Oh dear! Looked at the web site for the dog rescue centre and I was done in! Saw all those little doggy faces so desperately needing homes, that I really, really, really, couldn't leave Gus there. Plus if I had taken him there, it is more than likely that I would have come back with at least one homeless mutt. So I need to steer clear of that place, and Gus does to. We are going to keep him. The Universe has brought him to us, and with him comes a fresh challenge to add to the many other challenges we have at the moment. The Universe certainly wants to keep us busy!

I think he is a troubled little dog. After all, he has had three other owners who for various reasons passed him on. We want to do good by him and we don't want to let him down. So off to the vet next week for de-balling, then lots of fussies for him, and lots of lovings. No doubt he will pinch a blog space to tell you all about his woes shortly!

Self sufficiency update: well, there isn't any! Update I mean! Because it has been raining, and we have been busy with work. No excuse I know! But nothing happening on the food growing front. Unless: Farmer Michel called round for his money (he ploughed and grassed two of our fields last weeked) and arranged to keep an eye on the fields to see if they needed any particular sort of attention.

Also, Lester went off with Bruno last Thursday to meet a man who had a vineyard and who was digging up loads of vines together with their supporting poles. Bruno came back with sixty, and Lester was keen to go get some yesterday, but was too tired to do so. Instead, Bruno and Lester went onto our river beach and cut into logs the trees we rescued from the bridge a couple of weeks ago. Good that they did, as the river is starting to rise and soon the logs will be either back on the bridge parapet again or off down the river to somewhere else. So I guess I can give you a vague update about self sufficiency. Oh and plus we are still using our potatoes and I haven't had to buy any for three and a half months. And we have just finished our onions. Felt quite mortified when I had to buy some the other day. So feel a tinge of guilt about our lack of recent efforts at producing our own food, but there is always next year.....

Exercise tasks:
1. Answer these questions from the post:
(a) How many owners did Gus have before coming to the writer?
(b) What did Farmer Michel do to two of the writer's fields last weekend?
(c) For how long has the writer not needed to buy potatoes?
2. Summarize the post in two sentences.

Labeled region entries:
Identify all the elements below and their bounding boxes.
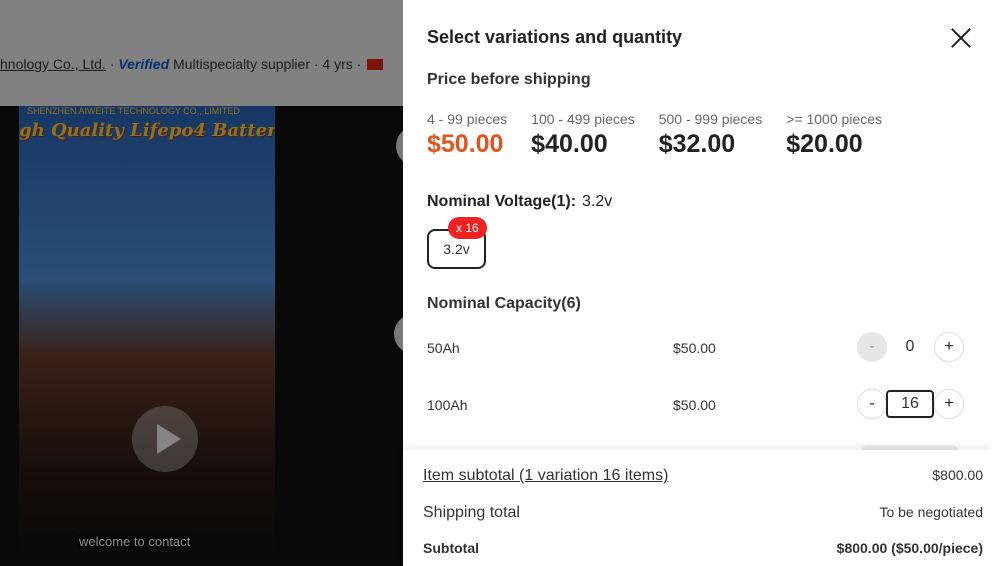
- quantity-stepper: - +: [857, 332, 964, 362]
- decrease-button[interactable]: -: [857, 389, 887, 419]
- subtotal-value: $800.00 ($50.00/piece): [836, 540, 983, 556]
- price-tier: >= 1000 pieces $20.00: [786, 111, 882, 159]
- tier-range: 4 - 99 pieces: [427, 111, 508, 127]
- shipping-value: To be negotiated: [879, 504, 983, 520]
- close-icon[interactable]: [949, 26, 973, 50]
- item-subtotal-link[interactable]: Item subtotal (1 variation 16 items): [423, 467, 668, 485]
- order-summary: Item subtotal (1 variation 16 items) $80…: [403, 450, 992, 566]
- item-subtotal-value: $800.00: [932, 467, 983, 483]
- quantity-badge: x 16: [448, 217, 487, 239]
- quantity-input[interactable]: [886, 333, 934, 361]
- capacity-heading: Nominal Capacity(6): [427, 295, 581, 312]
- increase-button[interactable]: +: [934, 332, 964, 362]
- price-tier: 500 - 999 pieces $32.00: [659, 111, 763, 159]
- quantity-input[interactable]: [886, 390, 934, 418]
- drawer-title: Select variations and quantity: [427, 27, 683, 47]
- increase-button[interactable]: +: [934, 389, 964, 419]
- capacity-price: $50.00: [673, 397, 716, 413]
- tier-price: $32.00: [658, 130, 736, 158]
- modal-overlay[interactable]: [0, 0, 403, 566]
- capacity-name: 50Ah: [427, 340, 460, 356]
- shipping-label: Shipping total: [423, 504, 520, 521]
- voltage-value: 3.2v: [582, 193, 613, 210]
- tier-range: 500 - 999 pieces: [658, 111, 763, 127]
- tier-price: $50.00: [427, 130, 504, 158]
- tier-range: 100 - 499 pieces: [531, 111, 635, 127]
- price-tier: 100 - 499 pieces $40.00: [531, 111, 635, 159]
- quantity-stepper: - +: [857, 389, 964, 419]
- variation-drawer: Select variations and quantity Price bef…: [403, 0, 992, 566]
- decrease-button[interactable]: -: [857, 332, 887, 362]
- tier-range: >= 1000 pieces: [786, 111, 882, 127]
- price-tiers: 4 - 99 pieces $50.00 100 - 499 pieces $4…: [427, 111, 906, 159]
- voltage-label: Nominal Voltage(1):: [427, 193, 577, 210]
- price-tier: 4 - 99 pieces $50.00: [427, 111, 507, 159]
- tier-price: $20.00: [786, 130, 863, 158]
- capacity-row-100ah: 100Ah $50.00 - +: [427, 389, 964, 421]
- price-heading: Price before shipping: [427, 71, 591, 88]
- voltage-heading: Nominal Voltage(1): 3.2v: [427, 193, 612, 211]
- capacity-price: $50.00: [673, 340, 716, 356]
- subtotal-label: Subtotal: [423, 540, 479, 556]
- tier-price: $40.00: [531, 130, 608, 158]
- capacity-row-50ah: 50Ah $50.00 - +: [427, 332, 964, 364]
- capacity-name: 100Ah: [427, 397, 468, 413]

Task responses:
1.
(a) Three.
(b) He ploughed and grassed them.
(c) Three and a half months.

2. After seeing the rescue centre's website, the writer decided to keep Gus, a troubled little dog who has had three previous owners, and plans to take him to the vet next week and give him plenty of affection. Rain and work have left little progress on growing food, though Farmer Michel ploughed and grassed two fields, Lester and Bruno cut rescued trees into logs on the river beach, and the writer is still using home-grown potatoes.